_GIVEN PROBLEM_: Copy out the records in full, word for word, without pictures.

(Records from a dataset)
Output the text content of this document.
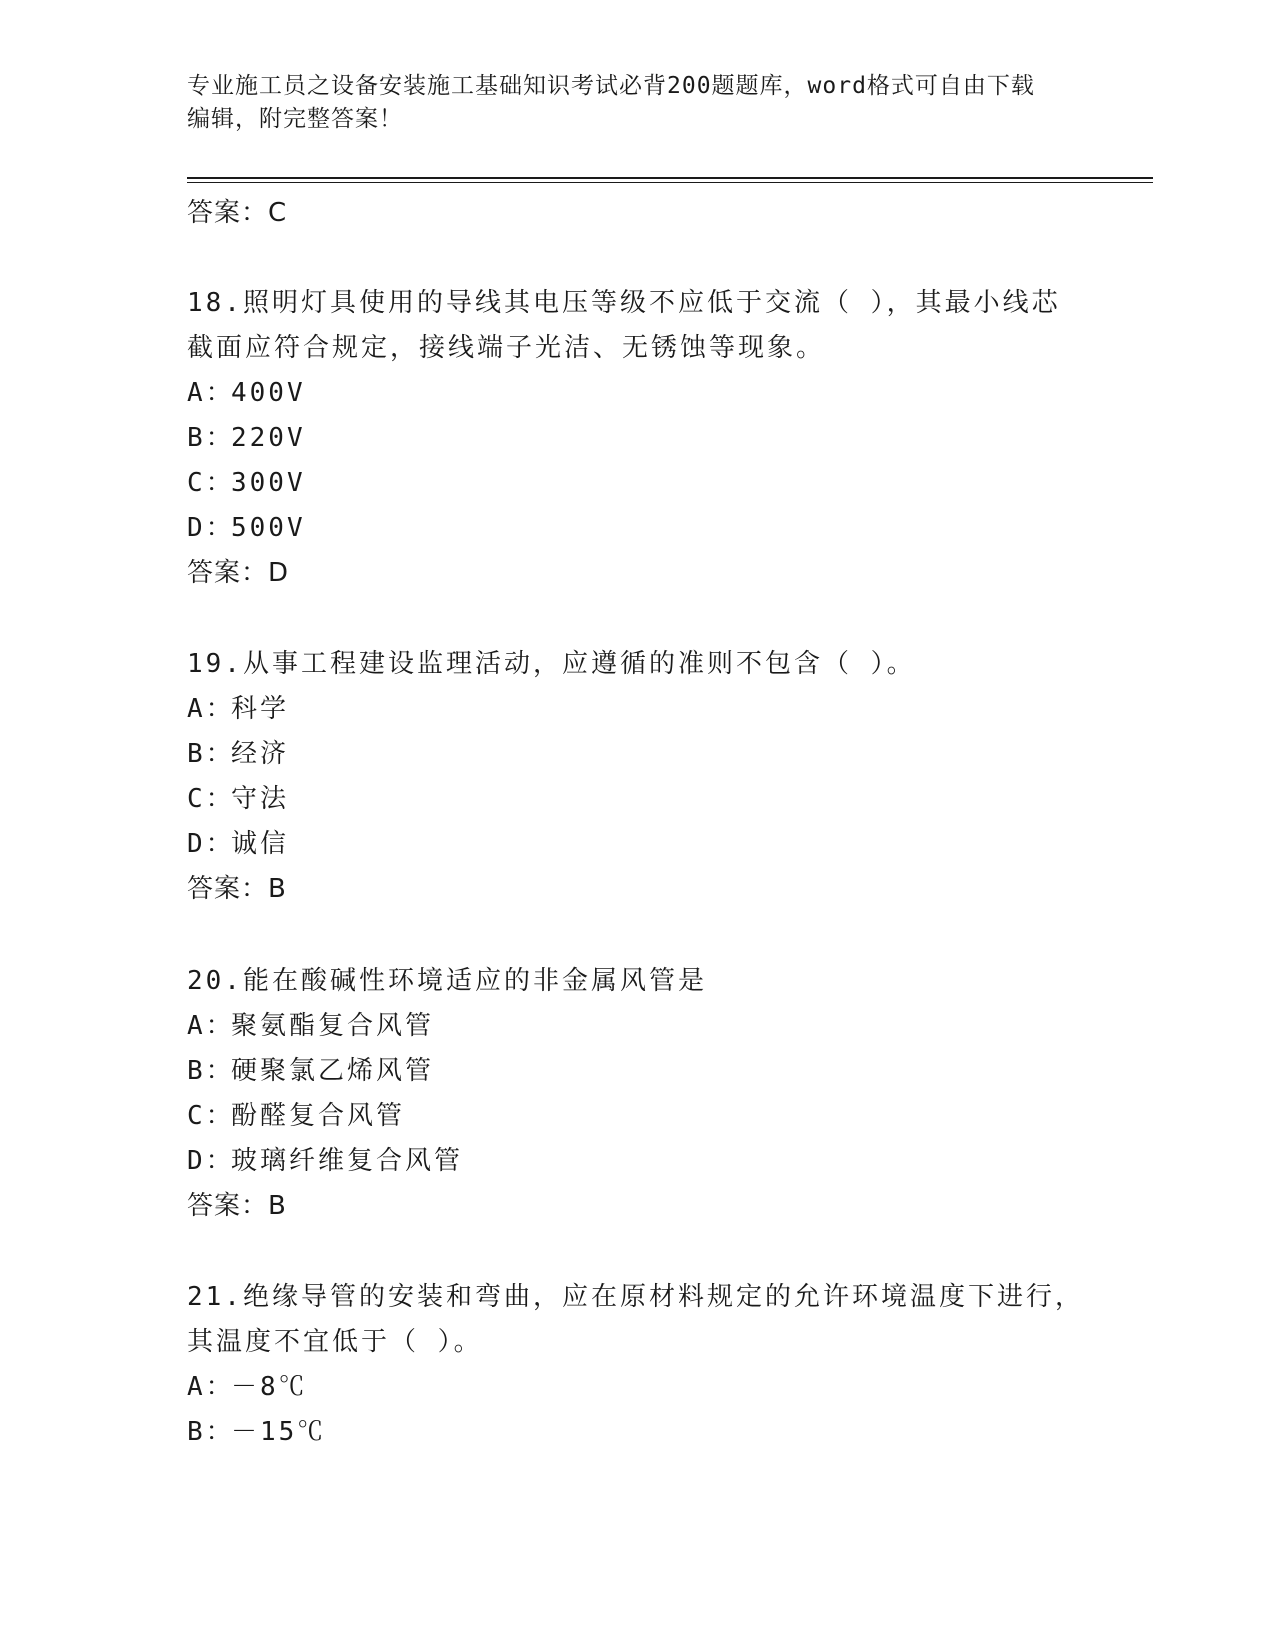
专业施工员之设备安装施工基础知识考试必背200题题库，word格式可自由下载
编辑，附完整答案！
答案：C
18.照明灯具使用的导线其电压等级不应低于交流（ ），其最小线芯
截面应符合规定，接线端子光洁、无锈蚀等现象。
A：400V
B：220V
C：300V
D：500V
答案：D
19.从事工程建设监理活动，应遵循的准则不包含（ ）。
A：科学
B：经济
C：守法
D：诚信
答案：B
20.能在酸碱性环境适应的非金属风管是
A：聚氨酯复合风管
B：硬聚氯乙烯风管
C：酚醛复合风管
D：玻璃纤维复合风管
答案：B
21.绝缘导管的安装和弯曲，应在原材料规定的允许环境温度下进行，
其温度不宜低于（ ）。
A：－8℃
B：－15℃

_CORRECT ANSWER_:
Output the text content of this document.
专业施工员之设备安装施工基础知识考试必背200题题库，word格式可自由下载
编辑，附完整答案！
答案：C
18.照明灯具使用的导线其电压等级不应低于交流（ ），其最小线芯
截面应符合规定，接线端子光洁、无锈蚀等现象。
A：400V
B：220V
C：300V
D：500V
答案：D
19.从事工程建设监理活动，应遵循的准则不包含（ ）。
A：科学
B：经济
C：守法
D：诚信
答案：B
20.能在酸碱性环境适应的非金属风管是
A：聚氨酯复合风管
B：硬聚氯乙烯风管
C：酚醛复合风管
D：玻璃纤维复合风管
答案：B
21.绝缘导管的安装和弯曲，应在原材料规定的允许环境温度下进行，
其温度不宜低于（ ）。
A：－8℃
B：－15℃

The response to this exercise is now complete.